[Start of EXTRACTED RECORDS]

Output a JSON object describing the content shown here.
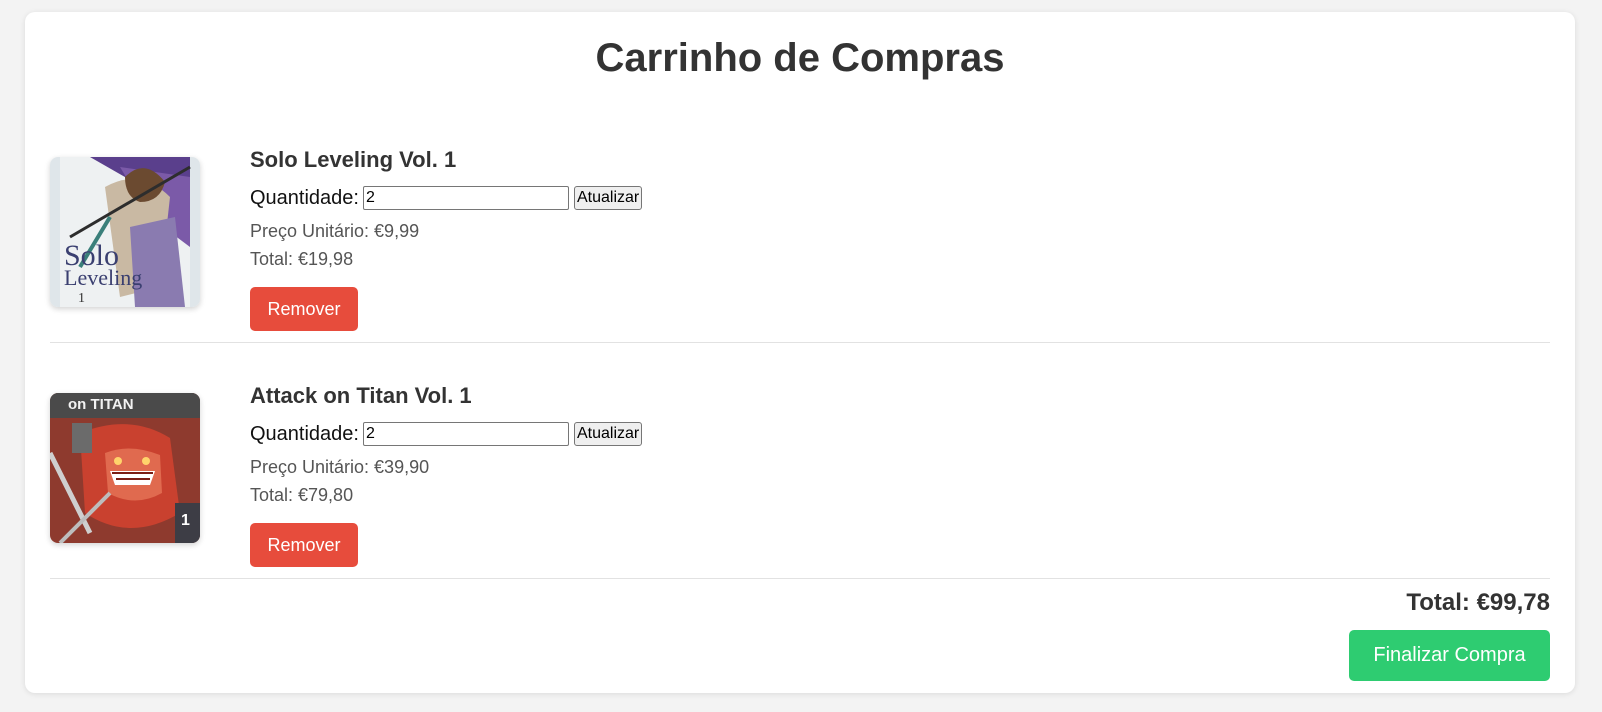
{
  "page": {
    "title": "Carrinho de Compras"
  },
  "items": [
    {
      "title": "Solo Leveling Vol. 1",
      "quantity_label": "Quantidade:",
      "quantity_value": "2",
      "update_label": "Atualizar",
      "unit_price": "Preço Unitário: €9,99",
      "total": "Total: €19,98",
      "remove_label": "Remover",
      "cover": {
        "text_line1": "Solo",
        "text_line2": "Leveling",
        "volume": "1"
      }
    },
    {
      "title": "Attack on Titan Vol. 1",
      "quantity_label": "Quantidade:",
      "quantity_value": "2",
      "update_label": "Atualizar",
      "unit_price": "Preço Unitário: €39,90",
      "total": "Total: €79,80",
      "remove_label": "Remover",
      "cover": {
        "text_top": "on TITAN",
        "volume": "1"
      }
    }
  ],
  "summary": {
    "total": "Total: €99,78",
    "checkout_label": "Finalizar Compra"
  },
  "colors": {
    "remove": "#e74c3c",
    "checkout": "#2ecc71",
    "background": "#f3f3f3"
  }
}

[End of EXTRACTED RECORDS]

◆ **INSTRUCTIONS TO FOLLOW**
Quote the material exactly. Pictures stay out.

◆ **TASK ANSWER**
Output a JSON object describing the content shown here.
{
  "page": {
    "title": "Carrinho de Compras"
  },
  "items": [
    {
      "title": "Solo Leveling Vol. 1",
      "quantity_label": "Quantidade:",
      "quantity_value": "2",
      "update_label": "Atualizar",
      "unit_price": "Preço Unitário: €9,99",
      "total": "Total: €19,98",
      "remove_label": "Remover",
      "cover": {
        "text_line1": "Solo",
        "text_line2": "Leveling",
        "volume": "1"
      }
    },
    {
      "title": "Attack on Titan Vol. 1",
      "quantity_label": "Quantidade:",
      "quantity_value": "2",
      "update_label": "Atualizar",
      "unit_price": "Preço Unitário: €39,90",
      "total": "Total: €79,80",
      "remove_label": "Remover",
      "cover": {
        "text_top": "on TITAN",
        "volume": "1"
      }
    }
  ],
  "summary": {
    "total": "Total: €99,78",
    "checkout_label": "Finalizar Compra"
  },
  "colors": {
    "remove": "#e74c3c",
    "checkout": "#2ecc71",
    "background": "#f3f3f3"
  }
}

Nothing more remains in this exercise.